▸ **TEXT PROVIDED**:
____

In this section, we load and process the relevant CSV files for kernel analysis. The type of execution—either CPU or GPU—is determined by the `TYPE_OF_RUN` variable. Each CSV file is read into a Pandas DataFrame, and all DataFrames are then concatenated column-wise into a single aggregated DataFrame for comprehensive analysis.

In [None]:
TYPE_OF_RUN = "CPU"

In [None]:
if TYPE_OF_RUN == "CPU":
    DATA_ROOT = "csv_files/raw/lassen/cpu/"
elif TYPE_OF_RUN == "GPU":
    DATA_ROOT = "csv_files/raw/lassen/gpu/"

In [None]:
# Read in the csv files
csv_files = glob(DATA_ROOT + "*")
kernel_names = [os.path.basename(i)[7:-4] for i in csv_files]

# Create a dataframe for each kernel and concatonate into a single multiindex dataframe
kernel_dataframes = {}
for idx, file in enumerate(csv_files):
    kernel_df = pd.read_csv(file)

____

▸ **PROBLEMS TO SOLVE**:
**a.** Reproduce the notebook excerpt between "kernel_names = [os.path.basename(i)[7:-4]" and "kernel_df = pd.read_csv(file)", inclusive.
**b.** Does each statement agree with the notebook excerpt: (i) the DataFrames are combined row-wise, (ii) `TYPE_OF_RUN` is set to "CPU", and (iii) a GPU run reads from "csv_files/raw/lassen/gpu/"? Answer yes or no for each and quote the deciding words.
Rely only on the notebook excerpt when responding.

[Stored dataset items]
____

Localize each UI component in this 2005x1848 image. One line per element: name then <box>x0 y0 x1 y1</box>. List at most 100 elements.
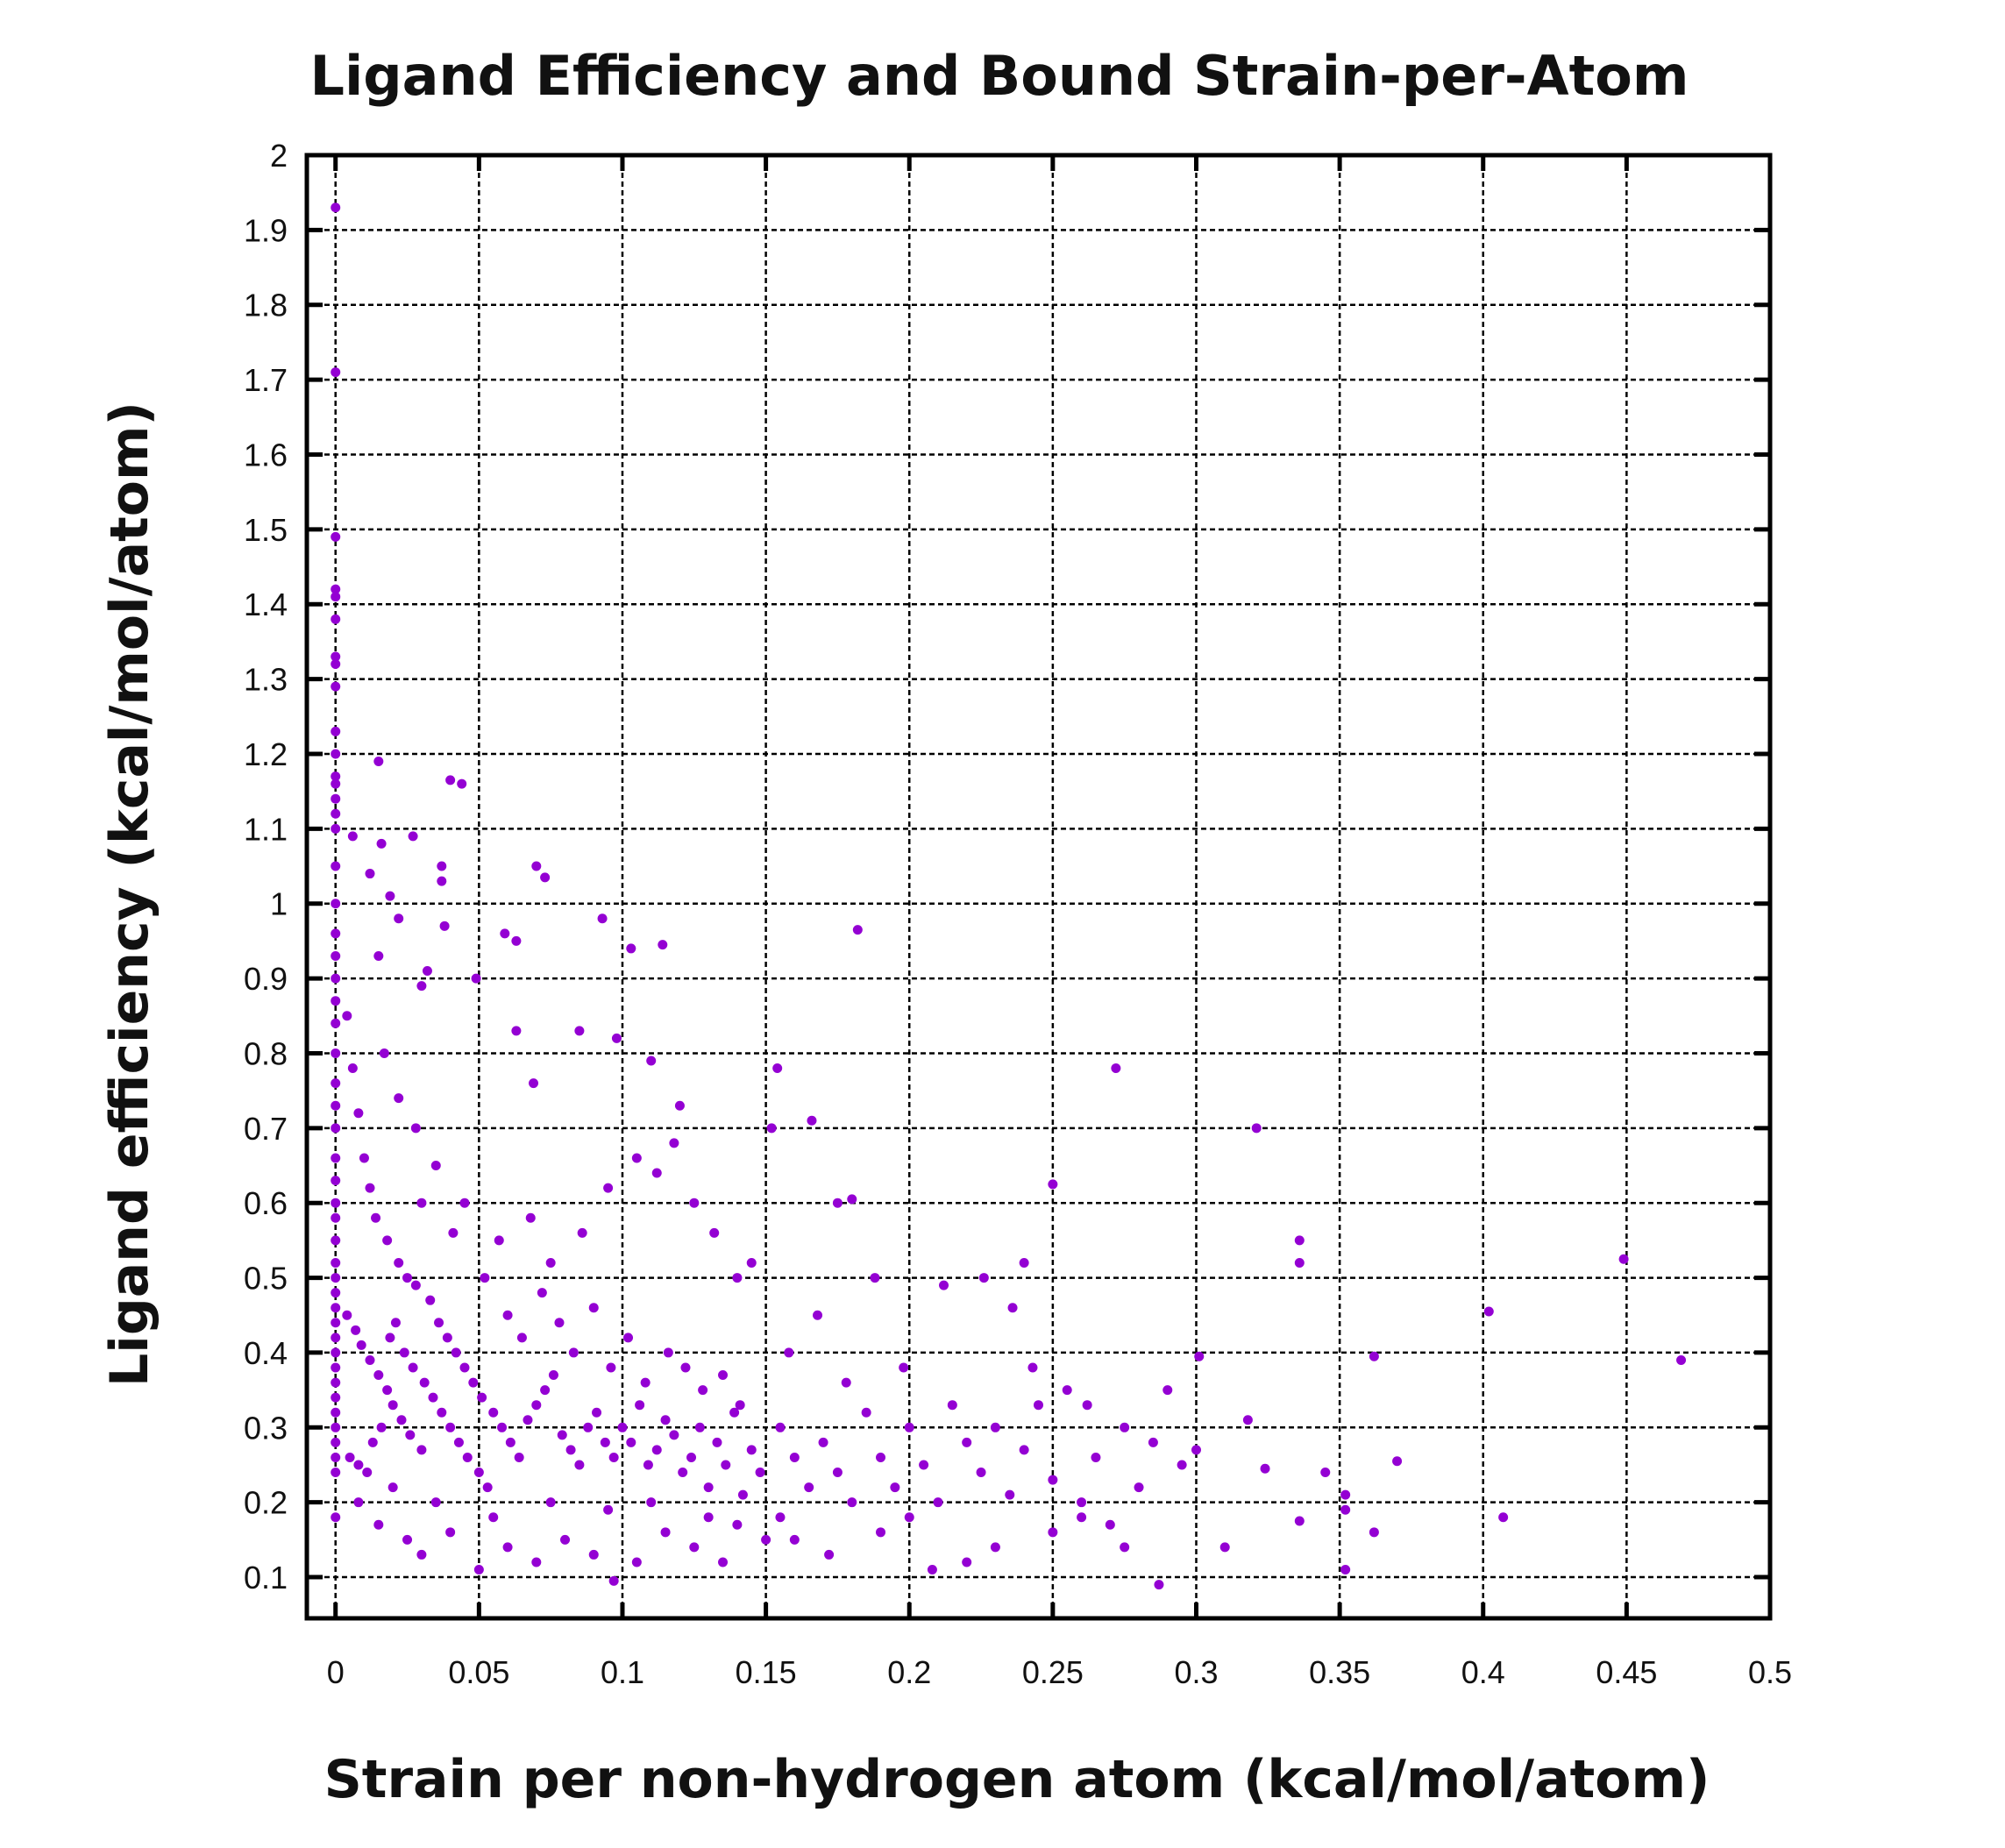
data-point <box>643 1460 653 1470</box>
data-point <box>428 1392 438 1403</box>
data-point <box>1007 1303 1018 1313</box>
y-tick-label: 0.6 <box>244 1185 288 1221</box>
data-point <box>592 1407 602 1418</box>
data-point <box>703 1482 714 1493</box>
data-point <box>448 1227 459 1238</box>
data-point <box>531 861 542 871</box>
data-point <box>331 1153 341 1163</box>
data-point <box>353 1108 364 1119</box>
data-point <box>577 1227 587 1238</box>
data-point <box>1191 1445 1201 1455</box>
data-point <box>451 1347 461 1358</box>
data-point <box>331 899 341 909</box>
data-point <box>331 1362 341 1373</box>
data-point <box>331 531 341 542</box>
data-point <box>385 891 395 901</box>
y-tick-label: 0.1 <box>244 1560 288 1596</box>
data-point <box>1294 1235 1305 1246</box>
data-point <box>660 1527 671 1538</box>
data-point <box>1498 1512 1509 1523</box>
data-point <box>331 726 341 736</box>
data-point <box>523 1415 533 1425</box>
x-tick-labels: 0 0.05 0.1 0.15 0.2 0.25 0.3 0.35 0.4 0.45 0.5 <box>327 1654 1792 1690</box>
data-point <box>1048 1475 1058 1485</box>
x-tick-label: 0.5 <box>1748 1654 1792 1690</box>
data-point <box>847 1194 857 1205</box>
data-point <box>331 1212 341 1223</box>
data-point <box>784 1347 794 1358</box>
data-point <box>611 1033 622 1043</box>
x-tick-label: 0.45 <box>1596 1654 1657 1690</box>
data-point <box>331 1018 341 1028</box>
data-point <box>416 1445 427 1455</box>
x-tick-label: 0.4 <box>1461 1654 1505 1690</box>
data-point <box>331 367 341 378</box>
data-points <box>331 203 1687 1590</box>
data-point <box>1676 1354 1687 1365</box>
data-point <box>904 1512 914 1523</box>
data-point <box>430 1497 441 1508</box>
data-point <box>568 1347 579 1358</box>
y-tick-label: 1.4 <box>244 586 288 622</box>
data-point <box>660 1415 671 1425</box>
data-point <box>540 1385 551 1396</box>
data-point <box>488 1512 499 1523</box>
data-point <box>635 1400 645 1411</box>
data-point <box>608 1575 619 1586</box>
data-point <box>356 1340 366 1350</box>
data-point <box>390 1318 401 1328</box>
data-point <box>376 838 387 849</box>
data-point <box>482 1482 493 1493</box>
x-tick-label: 0.25 <box>1022 1654 1084 1690</box>
data-point <box>422 966 432 977</box>
data-point <box>597 913 608 924</box>
data-point <box>718 1557 729 1567</box>
data-point <box>331 1512 341 1523</box>
data-point <box>651 1445 662 1455</box>
data-point <box>772 1063 783 1074</box>
data-point <box>345 1452 355 1462</box>
data-point <box>385 1333 395 1343</box>
data-point <box>445 1527 456 1538</box>
data-point <box>331 681 341 692</box>
x-tick-label: 0.3 <box>1174 1654 1218 1690</box>
data-point <box>678 1468 688 1478</box>
data-point <box>626 943 636 954</box>
data-point <box>1048 1527 1058 1538</box>
data-point <box>331 1123 341 1134</box>
data-point <box>331 861 341 871</box>
y-tick-label: 1.7 <box>244 362 288 398</box>
data-point <box>331 614 341 624</box>
data-point <box>1162 1385 1173 1396</box>
data-point <box>511 935 522 946</box>
data-point <box>434 1318 444 1328</box>
data-point <box>1294 1257 1305 1268</box>
data-point <box>1177 1460 1187 1470</box>
data-point <box>698 1385 708 1396</box>
data-point <box>500 928 510 939</box>
data-point <box>876 1452 886 1462</box>
data-point <box>646 1497 657 1508</box>
data-point <box>927 1565 937 1575</box>
data-point <box>1392 1456 1403 1467</box>
data-point <box>331 1333 341 1343</box>
data-point <box>746 1257 757 1268</box>
data-point <box>1340 1489 1351 1500</box>
data-point <box>331 996 341 1006</box>
data-point <box>419 1377 430 1388</box>
data-point <box>331 808 341 819</box>
data-point <box>746 1445 757 1455</box>
data-point <box>804 1482 814 1493</box>
data-point <box>471 973 481 984</box>
data-point <box>331 203 341 213</box>
data-point <box>353 1460 364 1470</box>
data-point <box>775 1422 786 1432</box>
y-tick-label: 1.1 <box>244 811 288 847</box>
data-point <box>387 1482 398 1493</box>
y-tick-label: 1.9 <box>244 212 288 248</box>
data-point <box>789 1452 800 1462</box>
data-point <box>347 831 358 842</box>
data-point <box>416 1198 427 1208</box>
data-point <box>459 1362 470 1373</box>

____

▸ **EXPECTED ANSWERS**:
**a.**
kernel_names = [os.path.basename(i)[7:-4] for i in csv_files]

# Create a dataframe for each kernel and concatonate into a single multiindex dataframe
kernel_dataframes = {}
for idx, file in enumerate(csv_files):
    kernel_df = pd.read_csv(file)

**b.**
(i) No: "all DataFrames are then concatenated column-wise into a single aggregated DataFrame"
(ii) Yes: `TYPE_OF_RUN = "CPU"`
(iii) Yes: `DATA_ROOT = "csv_files/raw/lassen/gpu/"`